Text segment.
· · ·

I had a dog like this once. He was a springer spaniel. Either he was really dumb or he was smart and obstinate. When I'd tell him to come, he would go. That was Jonah. "Jonah, come." Pfoom! Jonah, go that way." Pfoom! One time I had my dog out in the front yard and I saw a car coming, I didn't want the dog to get hit. So the dog was running toward the car, the car put on the brakes. I said, "Toby, stop!" Toby rant into the car, not the car into the dog. I have a dog that runs into cars. I thought, "You'd better take your cars on leashes when my dog's out." But if however, you trust in the Lord, he is your savior, he is your master, you do love him like David. Then this is a great promise. Jesus said, "Lo, I am with you always even to the end of the age." What a great promise.
I heard of a minister who got on an airplane and sitting next to him was a woman with her Bible open and she was praying fervently. As the plane taxied out toward the runway, she started praying more fervently and getting real sweaty, tense. As th plane started taking off and gaining altitude, she gripped the sides of the seats, sweating profusely. And the minister knew she was a Christian so he said, "Hey relax, Jesus said, 'I am with you always.' "He did not say that," she bounced back, "He said, 'Lo, I am with you always.'" I think David's point is whether you're low in a valley or high in space, the Lord is with you. And this truth of God's omnipresence ought to bring great comfort if you're living right before him. You can't escape him.
A little girl named Nora wrote a letter to God, I read it. It said, "Dear God, I'm not alone any more since I found out about you." And David is saying, "Lord, I'm not alone any more since I know who you are. You are everywhere present. Isaiah 43 verse 2, this is a promise for you, "When you go through the deep waters in great trouble, God says, 'I will be with you.' When you go through the rivers of difficulty, you will not drown. When you walk through the fire of oppression, you will not be burned up, the flames will not consume you. If you are a big Godder, then you have this awareness of God's omnipresence. If you are a little Godder, then you live in fear and anxiety probably most all the time.
Notice verse 8 for just a moment. David basically points out three things about the omnipresence of God. First of all, death doesn't hide us from him. "If I ascend into heaven, you are there." Now that makes sense, you go to heaven that's where God lives, that's what most of us grew up thinking. But look at this, "If I make my bed in hell, behold you are there." So, death doesn't hide us. By the way, in verse 8 the word hell is sheol, it means the grave. Whether I go up or down, I'm going to find God somewhere in there. God is present on both sides of eternity. On this side, he promises to be with us to the end of the age. As soon as death occurs, which is a threshold, which ushers us into eternity, God is there as well. Now this is good news for a Christian, bad news if you're not a Christian. If you're a Christian, it's great because death is a graduation, it's a promotion, it's an upgrade. He died. No, he didn't, he moved. He upgraded in an eternal sense.

· · ·

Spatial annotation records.
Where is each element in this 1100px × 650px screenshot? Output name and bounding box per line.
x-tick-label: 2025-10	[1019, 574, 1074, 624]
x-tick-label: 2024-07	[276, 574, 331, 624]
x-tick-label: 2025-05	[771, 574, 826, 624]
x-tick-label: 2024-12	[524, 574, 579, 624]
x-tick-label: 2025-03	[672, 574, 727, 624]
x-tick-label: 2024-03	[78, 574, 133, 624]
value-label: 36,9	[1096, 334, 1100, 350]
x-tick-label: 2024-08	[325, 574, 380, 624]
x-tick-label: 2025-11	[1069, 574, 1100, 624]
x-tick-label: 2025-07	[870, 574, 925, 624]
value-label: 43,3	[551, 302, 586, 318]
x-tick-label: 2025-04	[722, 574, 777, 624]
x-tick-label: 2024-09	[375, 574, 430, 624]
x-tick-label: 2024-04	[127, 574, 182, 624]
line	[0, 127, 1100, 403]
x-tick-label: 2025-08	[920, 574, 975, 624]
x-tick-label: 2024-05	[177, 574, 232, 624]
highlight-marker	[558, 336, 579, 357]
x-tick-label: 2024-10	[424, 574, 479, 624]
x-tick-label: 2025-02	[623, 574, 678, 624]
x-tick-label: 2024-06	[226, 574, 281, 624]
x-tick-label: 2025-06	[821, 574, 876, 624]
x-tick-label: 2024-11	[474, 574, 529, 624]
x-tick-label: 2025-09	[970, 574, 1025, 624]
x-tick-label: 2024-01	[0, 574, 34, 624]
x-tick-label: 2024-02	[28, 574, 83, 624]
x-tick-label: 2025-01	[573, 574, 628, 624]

· · ·

What you will do.
1 – Summarize the sermon excerpt in two sentences.
2 – Duplicate the passage of the sermon excerpt that begins at the words "I heard of a" and ends after "can't escape him.".
Rely only on the sermon excerpt when responding.

Worked solutions.
1 – After telling of a dog that did the opposite of what it was told, the speaker turns to Jesus's promise, "Lo, I am with you always," and uses a nervous woman on an airplane and a little girl's letter to God to stress that the Lord is with you everywhere. Discussing verse 8, the speaker says death does not hide us from God, who is present on both sides of eternity, which is good news for a Christian and bad news for someone who is not.

2 –
I heard of a minister who got on an airplane and sitting next to him was a woman with her Bible open and she was praying fervently. As the plane taxied out toward the runway, she started praying more fervently and getting real sweaty, tense. As th plane started taking off and gaining altitude, she gripped the sides of the seats, sweating profusely. And the minister knew she was a Christian so he said, "Hey relax, Jesus said, 'I am with you always.' "He did not say that," she bounced back, "He said, 'Lo, I am with you always.'" I think David's point is whether you're low in a valley or high in space, the Lord is with you. And this truth of God's omnipresence ought to bring great comfort if you're living right before him. You can't escape him.